— Begin Dataset excerpts —
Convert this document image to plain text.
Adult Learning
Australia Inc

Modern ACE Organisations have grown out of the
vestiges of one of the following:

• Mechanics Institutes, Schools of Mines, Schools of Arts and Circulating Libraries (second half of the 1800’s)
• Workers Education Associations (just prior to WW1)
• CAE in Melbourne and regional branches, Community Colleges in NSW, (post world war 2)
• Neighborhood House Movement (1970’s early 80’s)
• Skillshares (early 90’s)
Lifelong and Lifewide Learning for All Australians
— End Dataset excerpts —
— Begin Dataset excerpts —
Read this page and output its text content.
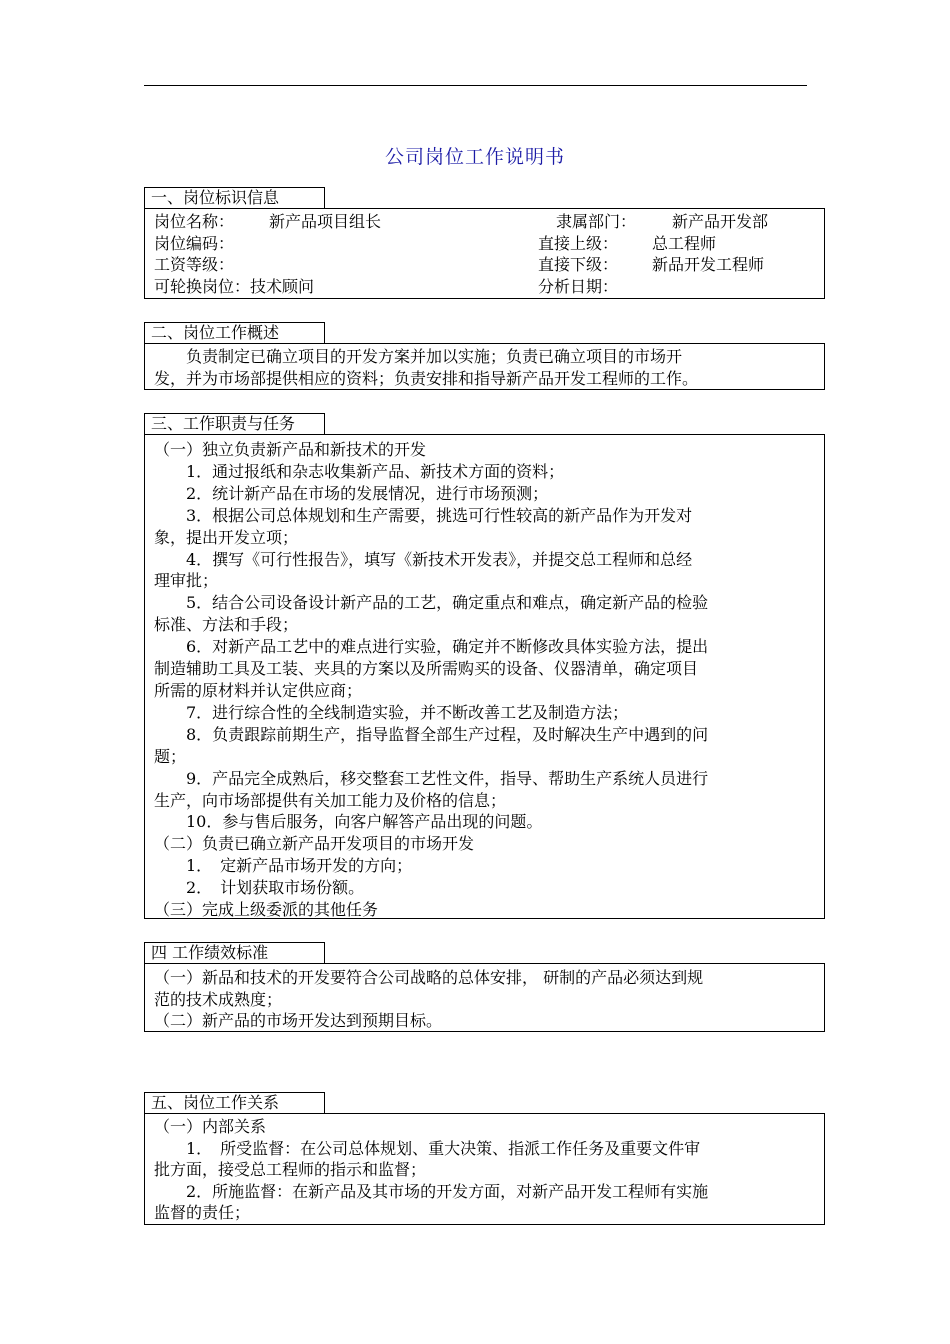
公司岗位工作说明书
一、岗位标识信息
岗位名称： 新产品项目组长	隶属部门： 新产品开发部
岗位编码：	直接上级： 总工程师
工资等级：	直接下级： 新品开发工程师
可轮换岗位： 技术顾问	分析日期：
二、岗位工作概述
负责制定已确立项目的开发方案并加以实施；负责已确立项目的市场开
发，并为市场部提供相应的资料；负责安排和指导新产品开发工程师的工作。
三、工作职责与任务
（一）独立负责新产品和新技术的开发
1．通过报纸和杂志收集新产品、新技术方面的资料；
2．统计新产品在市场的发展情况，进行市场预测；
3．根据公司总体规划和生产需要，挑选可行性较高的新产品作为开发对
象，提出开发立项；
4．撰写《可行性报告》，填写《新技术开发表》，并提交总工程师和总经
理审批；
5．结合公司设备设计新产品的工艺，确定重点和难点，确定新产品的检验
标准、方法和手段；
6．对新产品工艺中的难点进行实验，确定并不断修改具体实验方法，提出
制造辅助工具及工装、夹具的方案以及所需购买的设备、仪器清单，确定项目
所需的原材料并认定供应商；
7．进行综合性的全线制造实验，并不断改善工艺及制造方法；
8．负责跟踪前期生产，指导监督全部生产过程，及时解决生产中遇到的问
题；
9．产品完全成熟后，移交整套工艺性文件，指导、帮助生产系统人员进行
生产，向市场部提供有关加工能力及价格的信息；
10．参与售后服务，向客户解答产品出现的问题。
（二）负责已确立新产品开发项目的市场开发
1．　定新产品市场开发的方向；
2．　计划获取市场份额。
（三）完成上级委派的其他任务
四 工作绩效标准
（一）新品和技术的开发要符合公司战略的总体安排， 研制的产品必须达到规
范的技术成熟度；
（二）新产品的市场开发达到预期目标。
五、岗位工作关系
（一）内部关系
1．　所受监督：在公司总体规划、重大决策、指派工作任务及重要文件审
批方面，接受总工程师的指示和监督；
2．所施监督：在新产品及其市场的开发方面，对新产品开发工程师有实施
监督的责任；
— End Dataset excerpts —
**What this task involves:** Where a line holds the string "Learning", copy that line.

**Solution to this task:**
Adult Learning
Lifelong and Lifewide Learning for All Australians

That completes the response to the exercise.